§ **The problem**
How many of the lines that follow contain the word "Szkolna"? Give only the number.

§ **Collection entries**

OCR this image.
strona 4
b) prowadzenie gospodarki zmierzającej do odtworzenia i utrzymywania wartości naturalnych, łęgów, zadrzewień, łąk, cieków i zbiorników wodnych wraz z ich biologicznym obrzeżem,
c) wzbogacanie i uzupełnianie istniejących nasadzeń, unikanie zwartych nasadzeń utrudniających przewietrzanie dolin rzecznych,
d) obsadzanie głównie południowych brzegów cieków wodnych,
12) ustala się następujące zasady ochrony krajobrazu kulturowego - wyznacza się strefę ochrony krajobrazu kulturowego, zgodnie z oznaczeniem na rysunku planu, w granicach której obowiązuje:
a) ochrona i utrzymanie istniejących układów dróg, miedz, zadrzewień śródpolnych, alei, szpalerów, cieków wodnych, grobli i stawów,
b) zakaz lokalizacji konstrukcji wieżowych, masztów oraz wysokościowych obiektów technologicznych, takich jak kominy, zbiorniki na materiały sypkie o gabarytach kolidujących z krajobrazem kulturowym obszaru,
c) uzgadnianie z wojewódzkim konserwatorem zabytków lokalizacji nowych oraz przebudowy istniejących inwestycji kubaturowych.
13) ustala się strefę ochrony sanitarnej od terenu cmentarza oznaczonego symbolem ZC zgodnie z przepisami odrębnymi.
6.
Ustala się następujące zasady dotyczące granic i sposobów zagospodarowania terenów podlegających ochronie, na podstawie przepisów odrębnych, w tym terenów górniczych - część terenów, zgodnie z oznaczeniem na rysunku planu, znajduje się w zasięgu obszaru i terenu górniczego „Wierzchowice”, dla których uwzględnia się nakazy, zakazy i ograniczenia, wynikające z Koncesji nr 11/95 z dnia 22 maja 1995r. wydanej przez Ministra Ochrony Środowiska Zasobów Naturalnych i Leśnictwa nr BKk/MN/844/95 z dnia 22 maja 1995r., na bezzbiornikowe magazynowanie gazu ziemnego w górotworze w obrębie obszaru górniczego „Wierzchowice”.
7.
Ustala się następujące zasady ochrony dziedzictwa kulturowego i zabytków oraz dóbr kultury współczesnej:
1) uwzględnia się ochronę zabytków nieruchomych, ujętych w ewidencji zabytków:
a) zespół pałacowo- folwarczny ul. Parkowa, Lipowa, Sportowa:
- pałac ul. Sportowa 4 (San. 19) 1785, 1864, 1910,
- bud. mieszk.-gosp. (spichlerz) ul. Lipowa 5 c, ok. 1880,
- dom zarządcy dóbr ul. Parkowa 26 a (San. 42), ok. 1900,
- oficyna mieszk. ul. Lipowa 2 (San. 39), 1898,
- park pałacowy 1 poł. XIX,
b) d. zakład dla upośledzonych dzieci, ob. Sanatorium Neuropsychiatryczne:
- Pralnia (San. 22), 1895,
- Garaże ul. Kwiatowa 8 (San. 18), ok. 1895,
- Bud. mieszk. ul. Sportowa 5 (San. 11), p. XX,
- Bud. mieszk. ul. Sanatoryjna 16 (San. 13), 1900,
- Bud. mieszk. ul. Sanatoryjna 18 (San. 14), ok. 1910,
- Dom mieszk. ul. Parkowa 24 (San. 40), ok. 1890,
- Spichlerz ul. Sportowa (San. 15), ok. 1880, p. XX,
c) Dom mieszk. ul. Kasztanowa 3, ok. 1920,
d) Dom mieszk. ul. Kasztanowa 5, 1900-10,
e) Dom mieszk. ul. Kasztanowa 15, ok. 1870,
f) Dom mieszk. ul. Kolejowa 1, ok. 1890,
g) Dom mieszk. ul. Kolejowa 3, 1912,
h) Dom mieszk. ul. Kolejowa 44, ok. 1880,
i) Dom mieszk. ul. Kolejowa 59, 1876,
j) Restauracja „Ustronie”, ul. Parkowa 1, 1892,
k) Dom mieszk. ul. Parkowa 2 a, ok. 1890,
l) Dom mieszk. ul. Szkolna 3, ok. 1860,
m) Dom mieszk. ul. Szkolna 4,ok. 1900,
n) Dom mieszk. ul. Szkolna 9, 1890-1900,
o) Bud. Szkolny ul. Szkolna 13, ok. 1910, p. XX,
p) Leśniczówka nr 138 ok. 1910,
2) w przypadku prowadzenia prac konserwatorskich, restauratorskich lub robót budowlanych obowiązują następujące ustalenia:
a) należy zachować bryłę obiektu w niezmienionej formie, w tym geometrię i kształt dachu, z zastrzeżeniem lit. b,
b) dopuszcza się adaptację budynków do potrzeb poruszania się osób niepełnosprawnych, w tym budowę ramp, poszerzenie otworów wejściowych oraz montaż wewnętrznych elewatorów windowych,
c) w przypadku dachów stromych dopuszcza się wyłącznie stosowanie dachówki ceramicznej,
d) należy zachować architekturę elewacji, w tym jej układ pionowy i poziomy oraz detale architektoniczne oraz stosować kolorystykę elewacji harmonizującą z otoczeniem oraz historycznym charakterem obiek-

§ **Result**
4